- **Exercise objective**
Of all the lines in the data below, how many contain "Καθηγητής"? Report that number alone.

- **Material to process**
◇ ◇ ◇ ◇
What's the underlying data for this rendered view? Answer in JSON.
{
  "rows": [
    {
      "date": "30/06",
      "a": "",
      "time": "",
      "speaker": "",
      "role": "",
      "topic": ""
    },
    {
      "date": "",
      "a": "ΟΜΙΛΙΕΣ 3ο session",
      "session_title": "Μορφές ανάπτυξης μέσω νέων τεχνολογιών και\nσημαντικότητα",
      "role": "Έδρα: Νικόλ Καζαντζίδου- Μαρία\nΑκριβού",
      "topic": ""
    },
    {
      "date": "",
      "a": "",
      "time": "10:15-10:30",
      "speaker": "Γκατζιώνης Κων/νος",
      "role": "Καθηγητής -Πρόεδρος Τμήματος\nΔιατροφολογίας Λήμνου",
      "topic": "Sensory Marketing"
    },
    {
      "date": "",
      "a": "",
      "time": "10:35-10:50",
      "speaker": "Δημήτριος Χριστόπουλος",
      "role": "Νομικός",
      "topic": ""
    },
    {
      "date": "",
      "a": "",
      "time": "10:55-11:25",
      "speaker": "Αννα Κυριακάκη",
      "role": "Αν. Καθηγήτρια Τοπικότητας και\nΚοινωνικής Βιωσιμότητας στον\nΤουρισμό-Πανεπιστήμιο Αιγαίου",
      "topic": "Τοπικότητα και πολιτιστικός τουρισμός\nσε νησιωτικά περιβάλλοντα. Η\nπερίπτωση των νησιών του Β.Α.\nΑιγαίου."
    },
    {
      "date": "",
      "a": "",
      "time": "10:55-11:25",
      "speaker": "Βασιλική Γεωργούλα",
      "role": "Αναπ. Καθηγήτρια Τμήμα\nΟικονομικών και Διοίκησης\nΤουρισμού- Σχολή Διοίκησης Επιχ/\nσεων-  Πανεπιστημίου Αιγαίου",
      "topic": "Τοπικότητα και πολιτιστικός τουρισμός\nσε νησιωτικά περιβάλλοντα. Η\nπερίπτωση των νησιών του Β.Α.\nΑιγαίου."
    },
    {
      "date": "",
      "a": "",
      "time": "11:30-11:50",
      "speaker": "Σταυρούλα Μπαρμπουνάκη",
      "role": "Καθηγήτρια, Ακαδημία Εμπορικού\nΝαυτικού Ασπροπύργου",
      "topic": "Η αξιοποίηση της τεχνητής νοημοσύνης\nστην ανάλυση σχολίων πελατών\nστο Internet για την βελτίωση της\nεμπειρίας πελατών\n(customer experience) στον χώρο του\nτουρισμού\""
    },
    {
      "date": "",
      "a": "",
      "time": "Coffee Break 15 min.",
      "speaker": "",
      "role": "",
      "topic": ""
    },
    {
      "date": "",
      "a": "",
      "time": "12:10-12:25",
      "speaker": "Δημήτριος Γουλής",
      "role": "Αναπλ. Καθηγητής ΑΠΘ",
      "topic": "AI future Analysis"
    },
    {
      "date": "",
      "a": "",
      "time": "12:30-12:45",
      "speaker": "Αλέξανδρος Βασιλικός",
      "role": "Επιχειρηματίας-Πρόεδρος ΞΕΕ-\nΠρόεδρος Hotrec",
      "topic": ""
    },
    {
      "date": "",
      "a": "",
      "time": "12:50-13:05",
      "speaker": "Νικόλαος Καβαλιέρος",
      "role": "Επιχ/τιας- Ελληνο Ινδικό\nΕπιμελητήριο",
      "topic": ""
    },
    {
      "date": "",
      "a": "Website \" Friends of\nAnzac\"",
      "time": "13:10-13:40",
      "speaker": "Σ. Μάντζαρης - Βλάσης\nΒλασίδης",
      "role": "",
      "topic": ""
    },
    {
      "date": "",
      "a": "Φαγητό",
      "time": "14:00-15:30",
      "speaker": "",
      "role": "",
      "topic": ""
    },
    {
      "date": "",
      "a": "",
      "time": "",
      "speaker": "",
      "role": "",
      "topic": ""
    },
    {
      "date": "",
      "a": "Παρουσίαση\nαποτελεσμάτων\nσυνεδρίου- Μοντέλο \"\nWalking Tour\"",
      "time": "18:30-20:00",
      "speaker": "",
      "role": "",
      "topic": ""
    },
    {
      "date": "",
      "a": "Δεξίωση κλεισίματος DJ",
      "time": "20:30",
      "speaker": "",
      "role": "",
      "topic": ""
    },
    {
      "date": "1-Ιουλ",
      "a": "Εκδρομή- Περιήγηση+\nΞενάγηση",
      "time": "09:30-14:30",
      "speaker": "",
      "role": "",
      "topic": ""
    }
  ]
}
◇ ◇ ◇ ◇
- **Reply to the exercise**
2